======== DOCUMENT PASSAGE ========
During a routine inspection

This inspection took place on 10 and 11 March 2016 and was announced. We gave the registered manager 48 hours’ notice of the inspection because we wanted key people to be available. The Hospice at Home service provided short-term care for people with a rapidly deteriorating condition in the last three months of life. The service supports people in their own homes, or the place where they live and works in conjunction with GPs and community based nurses.

The service also runs a day therapy service, an outpatient service and a counselling service for people who have life limiting or life threatening conditions. These services do not come within the scope of registration with the Care Quality Commission. We have however spoken with some people using the day therapy service in order to gain a broad view of “people’s experience of using Longfield”. Longfield is a purpose built facility, has a pleasant and relaxing atmosphere and surrounded by beautifully maintained gardens.

There was a registered manager in post. A registered manager is a person who has registered with the Care Quality Commission to manage the service. Like registered providers, they are ‘registered persons’. Registered persons have legal responsibility for meeting the requirements in the Health and Social Care Act 2008 and associated Regulations about how the service is run.

At the time of the inspection the hospice at home team were supporting seven people. They have at times helped up to 25 people at the same time. The criteria for receiving this service was the person was in the last three months of their life. The average length of time people received support from the hospice at home team was seven days in 2014/15. Health and social care professionals referred people to the service for support and the district nurses were the key workers. Hospice at home staff worked in partnership with the district nurses.

People who used the service were safe. This was because the nurses and healthcare assistants were trained on how to safely use any moving and handling equipment and had received safeguarding adults and children training. Risks to people’s health and welfare were well managed. Safe recruitment procedures were followed to ensure that only suitable staff were employed. The appropriate steps were in place to protect people from being harmed.

People were safe because the staffing levels were sufficient. The service offered to support people at the end of their lives only when there was sufficient staff available to meet their needs. The service had a flexible workforce in order to be able to accommodate demand for the service.

All staff completed a programme of essential training to enable them to carry out their roles and responsibilities. New staff completed an induction training programme and there was a programme of refresher training for the rest of the staff. Staff received palliative and end of life training and had the necessary skills and qualities to provide compassionate and caring support to people and their families. Bereavement follow-up is an opt-out service. They automatically follow up all families and carers of people who have died and been supported by Longfield .

People were supported to make their own choices and decisions where possible. Staff understood the principles of the Mental Capacity Act (2005). Where people lacked the capacity to make decisions because of their condition or were unconscious they worked within assumed consent but checked with healthcare professionals and family members before providing care and support.

Where identified as a care need people were provided with the assistance they needed to eat and drink. Staff liaised with the district nurses and the person’s GP when needed. Staff worked in partnership with healthcare professionals and families to be supportive and provide an effective service.

Because of the nature of the work the hospice at home team undertook the staff team developed good working relationships with the people they were looking after and their families. These working relationships were short but intense. Staff were well supported emotionally by their colleagues and managers.
======== DATA ========
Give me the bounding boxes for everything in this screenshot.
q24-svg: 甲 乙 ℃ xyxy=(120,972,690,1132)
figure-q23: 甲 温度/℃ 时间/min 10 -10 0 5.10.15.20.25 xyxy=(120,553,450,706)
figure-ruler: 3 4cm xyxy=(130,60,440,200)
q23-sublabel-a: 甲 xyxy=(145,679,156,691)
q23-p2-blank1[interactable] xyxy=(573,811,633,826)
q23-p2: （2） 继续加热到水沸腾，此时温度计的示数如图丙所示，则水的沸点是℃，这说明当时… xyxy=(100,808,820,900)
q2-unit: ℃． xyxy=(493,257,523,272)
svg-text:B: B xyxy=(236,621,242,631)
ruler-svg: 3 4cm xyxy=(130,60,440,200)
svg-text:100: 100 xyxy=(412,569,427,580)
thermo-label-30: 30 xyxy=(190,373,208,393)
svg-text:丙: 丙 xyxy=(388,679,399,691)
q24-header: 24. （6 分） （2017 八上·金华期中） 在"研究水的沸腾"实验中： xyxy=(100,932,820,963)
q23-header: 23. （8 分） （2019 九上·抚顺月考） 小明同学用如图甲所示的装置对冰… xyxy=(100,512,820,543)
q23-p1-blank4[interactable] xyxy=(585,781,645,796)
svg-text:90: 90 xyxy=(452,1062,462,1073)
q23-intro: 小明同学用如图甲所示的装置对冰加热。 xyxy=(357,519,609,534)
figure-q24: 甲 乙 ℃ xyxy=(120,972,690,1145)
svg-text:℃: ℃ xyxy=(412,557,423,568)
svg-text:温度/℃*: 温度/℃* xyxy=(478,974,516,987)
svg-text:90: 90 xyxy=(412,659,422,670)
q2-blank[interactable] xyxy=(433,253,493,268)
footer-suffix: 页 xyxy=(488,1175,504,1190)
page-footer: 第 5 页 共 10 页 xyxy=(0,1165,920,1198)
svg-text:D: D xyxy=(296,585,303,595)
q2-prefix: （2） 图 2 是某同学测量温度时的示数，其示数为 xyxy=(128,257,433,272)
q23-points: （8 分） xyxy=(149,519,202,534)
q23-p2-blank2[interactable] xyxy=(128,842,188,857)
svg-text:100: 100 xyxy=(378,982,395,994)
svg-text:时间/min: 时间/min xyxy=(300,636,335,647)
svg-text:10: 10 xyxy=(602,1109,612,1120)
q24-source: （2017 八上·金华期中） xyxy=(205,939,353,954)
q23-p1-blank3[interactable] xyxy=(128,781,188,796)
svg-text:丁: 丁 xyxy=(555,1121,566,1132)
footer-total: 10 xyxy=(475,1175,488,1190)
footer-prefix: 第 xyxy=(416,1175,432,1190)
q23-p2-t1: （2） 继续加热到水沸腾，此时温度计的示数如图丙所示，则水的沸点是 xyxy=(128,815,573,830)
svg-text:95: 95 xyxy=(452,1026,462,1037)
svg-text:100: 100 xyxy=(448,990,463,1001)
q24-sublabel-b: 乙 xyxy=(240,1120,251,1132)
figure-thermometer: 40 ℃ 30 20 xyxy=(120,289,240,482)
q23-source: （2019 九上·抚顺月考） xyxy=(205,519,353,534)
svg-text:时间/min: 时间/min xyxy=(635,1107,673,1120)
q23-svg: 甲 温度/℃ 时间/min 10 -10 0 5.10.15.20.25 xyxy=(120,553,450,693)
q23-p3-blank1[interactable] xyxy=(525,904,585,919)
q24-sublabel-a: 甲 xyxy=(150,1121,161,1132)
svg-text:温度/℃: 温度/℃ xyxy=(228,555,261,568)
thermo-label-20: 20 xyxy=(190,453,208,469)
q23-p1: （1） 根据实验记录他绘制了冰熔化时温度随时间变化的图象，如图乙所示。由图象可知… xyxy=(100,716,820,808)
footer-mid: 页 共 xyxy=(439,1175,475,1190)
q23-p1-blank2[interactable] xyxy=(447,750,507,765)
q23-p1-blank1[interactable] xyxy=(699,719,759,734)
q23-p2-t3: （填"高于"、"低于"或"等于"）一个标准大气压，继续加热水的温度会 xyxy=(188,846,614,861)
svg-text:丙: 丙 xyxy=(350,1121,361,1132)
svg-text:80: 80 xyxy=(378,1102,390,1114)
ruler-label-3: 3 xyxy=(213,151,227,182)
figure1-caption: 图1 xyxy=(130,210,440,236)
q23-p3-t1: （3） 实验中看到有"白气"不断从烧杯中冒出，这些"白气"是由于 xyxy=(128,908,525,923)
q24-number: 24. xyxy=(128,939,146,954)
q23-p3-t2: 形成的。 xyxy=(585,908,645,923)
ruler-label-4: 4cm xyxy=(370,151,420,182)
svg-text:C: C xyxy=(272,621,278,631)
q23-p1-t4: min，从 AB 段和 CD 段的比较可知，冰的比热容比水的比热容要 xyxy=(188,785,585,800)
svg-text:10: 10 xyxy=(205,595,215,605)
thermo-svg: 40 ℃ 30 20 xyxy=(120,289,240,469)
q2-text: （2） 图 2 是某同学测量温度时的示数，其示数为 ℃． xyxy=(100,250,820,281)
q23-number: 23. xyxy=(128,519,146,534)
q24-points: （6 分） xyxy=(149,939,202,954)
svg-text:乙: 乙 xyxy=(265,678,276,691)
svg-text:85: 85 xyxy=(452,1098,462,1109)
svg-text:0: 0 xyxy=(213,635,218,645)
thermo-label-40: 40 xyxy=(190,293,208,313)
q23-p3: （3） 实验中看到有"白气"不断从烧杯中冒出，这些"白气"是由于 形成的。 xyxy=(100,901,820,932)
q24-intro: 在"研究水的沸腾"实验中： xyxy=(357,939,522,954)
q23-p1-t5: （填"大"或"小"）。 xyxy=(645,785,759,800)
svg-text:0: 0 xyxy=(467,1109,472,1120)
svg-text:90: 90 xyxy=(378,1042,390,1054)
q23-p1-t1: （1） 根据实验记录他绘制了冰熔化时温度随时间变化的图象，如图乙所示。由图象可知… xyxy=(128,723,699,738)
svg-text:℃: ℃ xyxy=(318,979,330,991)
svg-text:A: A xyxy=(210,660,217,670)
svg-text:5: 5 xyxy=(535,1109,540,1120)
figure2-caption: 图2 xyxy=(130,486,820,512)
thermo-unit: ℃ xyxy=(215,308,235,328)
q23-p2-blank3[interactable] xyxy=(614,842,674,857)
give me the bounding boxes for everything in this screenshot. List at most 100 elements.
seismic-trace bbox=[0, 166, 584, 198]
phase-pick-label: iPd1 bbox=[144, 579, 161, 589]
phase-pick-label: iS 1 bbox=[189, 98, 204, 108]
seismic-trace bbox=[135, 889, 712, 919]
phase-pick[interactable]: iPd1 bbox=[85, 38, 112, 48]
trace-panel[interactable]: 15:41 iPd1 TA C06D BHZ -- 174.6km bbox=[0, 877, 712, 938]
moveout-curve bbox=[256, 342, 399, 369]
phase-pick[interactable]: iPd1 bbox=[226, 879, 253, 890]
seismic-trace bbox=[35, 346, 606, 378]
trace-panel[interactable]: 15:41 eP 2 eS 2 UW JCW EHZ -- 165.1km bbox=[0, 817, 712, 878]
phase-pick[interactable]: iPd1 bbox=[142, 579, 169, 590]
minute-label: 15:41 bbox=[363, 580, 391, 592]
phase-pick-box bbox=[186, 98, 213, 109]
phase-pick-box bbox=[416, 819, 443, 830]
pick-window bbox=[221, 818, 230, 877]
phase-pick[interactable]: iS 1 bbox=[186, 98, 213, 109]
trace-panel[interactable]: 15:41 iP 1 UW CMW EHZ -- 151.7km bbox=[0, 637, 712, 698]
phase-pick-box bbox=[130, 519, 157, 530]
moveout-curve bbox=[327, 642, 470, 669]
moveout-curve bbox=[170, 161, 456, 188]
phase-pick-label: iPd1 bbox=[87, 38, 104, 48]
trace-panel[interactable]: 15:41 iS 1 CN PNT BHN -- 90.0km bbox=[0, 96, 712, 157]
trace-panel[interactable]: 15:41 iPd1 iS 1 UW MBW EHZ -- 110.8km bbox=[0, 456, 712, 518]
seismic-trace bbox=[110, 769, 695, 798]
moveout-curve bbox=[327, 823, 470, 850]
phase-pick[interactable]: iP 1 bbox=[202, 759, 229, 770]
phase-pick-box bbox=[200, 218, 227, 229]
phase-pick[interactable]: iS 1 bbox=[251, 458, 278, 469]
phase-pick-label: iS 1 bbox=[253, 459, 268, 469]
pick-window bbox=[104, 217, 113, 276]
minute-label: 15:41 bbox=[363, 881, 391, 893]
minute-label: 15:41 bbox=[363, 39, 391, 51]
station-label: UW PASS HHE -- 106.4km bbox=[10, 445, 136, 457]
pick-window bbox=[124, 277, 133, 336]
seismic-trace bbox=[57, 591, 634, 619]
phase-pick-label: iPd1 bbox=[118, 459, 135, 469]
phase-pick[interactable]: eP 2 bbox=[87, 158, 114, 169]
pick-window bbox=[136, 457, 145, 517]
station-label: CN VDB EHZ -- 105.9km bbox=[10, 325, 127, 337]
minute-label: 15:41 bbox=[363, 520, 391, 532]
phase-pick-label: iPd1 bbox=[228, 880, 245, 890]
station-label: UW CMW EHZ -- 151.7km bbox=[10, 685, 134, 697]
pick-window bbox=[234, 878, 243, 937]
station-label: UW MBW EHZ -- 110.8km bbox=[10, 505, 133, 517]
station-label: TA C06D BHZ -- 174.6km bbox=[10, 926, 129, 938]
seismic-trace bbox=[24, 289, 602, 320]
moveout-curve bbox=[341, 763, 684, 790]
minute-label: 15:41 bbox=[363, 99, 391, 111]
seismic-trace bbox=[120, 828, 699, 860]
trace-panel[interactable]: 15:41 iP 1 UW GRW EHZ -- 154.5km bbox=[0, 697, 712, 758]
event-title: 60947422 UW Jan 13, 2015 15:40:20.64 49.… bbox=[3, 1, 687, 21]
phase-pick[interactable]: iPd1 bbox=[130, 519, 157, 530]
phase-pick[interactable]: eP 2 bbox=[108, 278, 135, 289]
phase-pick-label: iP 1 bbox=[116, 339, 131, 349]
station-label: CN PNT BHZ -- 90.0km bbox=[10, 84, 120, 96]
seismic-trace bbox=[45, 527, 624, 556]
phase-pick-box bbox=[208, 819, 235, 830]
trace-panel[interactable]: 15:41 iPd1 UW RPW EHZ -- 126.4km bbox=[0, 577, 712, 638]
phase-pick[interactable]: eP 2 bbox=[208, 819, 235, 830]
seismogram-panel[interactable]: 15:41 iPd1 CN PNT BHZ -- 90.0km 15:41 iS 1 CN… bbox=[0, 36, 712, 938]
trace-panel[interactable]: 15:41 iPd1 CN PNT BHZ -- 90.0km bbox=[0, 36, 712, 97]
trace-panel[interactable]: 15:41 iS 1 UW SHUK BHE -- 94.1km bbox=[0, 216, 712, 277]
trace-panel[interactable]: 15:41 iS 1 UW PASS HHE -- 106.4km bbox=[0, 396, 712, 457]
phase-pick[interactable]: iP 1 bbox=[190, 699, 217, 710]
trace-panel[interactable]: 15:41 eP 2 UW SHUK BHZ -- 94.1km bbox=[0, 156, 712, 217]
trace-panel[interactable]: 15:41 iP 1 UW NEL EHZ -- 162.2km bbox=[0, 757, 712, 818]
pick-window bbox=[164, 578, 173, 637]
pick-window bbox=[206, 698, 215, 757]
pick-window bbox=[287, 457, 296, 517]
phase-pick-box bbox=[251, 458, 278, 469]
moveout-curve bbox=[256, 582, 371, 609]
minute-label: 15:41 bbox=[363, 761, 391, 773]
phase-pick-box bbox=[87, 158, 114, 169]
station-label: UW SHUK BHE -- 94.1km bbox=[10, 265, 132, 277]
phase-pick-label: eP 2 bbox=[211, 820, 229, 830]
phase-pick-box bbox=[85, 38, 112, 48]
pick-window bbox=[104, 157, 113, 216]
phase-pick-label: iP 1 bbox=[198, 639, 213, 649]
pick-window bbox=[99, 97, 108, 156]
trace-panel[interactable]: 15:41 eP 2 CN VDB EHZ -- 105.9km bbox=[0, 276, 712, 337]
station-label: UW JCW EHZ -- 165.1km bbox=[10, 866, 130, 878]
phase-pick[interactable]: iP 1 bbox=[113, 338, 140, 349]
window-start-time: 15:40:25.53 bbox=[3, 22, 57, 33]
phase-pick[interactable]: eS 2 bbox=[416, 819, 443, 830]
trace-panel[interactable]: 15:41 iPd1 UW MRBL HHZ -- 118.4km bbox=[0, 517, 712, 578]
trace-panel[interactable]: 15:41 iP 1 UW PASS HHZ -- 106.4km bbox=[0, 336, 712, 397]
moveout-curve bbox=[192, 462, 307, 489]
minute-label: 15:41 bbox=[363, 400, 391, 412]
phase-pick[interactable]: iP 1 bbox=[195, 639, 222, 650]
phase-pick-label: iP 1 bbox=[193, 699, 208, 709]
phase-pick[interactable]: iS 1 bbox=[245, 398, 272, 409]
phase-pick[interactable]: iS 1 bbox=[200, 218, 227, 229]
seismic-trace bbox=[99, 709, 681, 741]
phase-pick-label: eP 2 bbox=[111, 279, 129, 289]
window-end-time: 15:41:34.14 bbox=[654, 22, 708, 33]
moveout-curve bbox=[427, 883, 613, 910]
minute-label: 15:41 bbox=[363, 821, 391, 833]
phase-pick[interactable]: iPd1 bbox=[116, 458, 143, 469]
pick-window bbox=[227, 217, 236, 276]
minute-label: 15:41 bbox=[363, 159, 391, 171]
========
▶ **PROBLEM REQUIREMENTS**:
Can you carry on the inspection report on the Hospice at Home service from the point where it stops? The material has nothing to do with the inspection report.

▶ **ANSWER FOR THIS EXERCISE**:
People were provided with a personalised service that met their own individual needs. People were included in decision making about the support they, and their family needed. The hospice at home staff worked in partnership with the district nurses and ensured important records they kept about peoples care was shared between all agencies. Communication between nurses, healthcare assistants and the office ensured that significant information was reported and changes in people’s health was reported.

The service was well led with dedicated, compassionate and experienced good leaders and managers. All staff had a passion for providing a quality service and ensuring people had a good death. Where things did not go as well as expected, they looked at the reasons why and made adjustments accordingly. There was a continual programme of review to drive forward improvements.

People’s views and opinions were at the heart of the service provision. There was a variety of means of gathering feedback from people who used the service about how they felt about the service. All feedback that the service received was used to drive improvements. The service used a “You said….We did” approach to any critical comments made.

Longfield (the whole hospice service) worked in partnership with other care providers and also helped other care services attain the Gold Standards Framework in End of Life Care. This partnership arrangement enabled the service to share good practice with other care providers and improve standards for people who were at the end of their lives.

The service had a regular programme of audits in place but this was being expanded to align to the fundamental standards, the five key question areas and the key lines of enquiry.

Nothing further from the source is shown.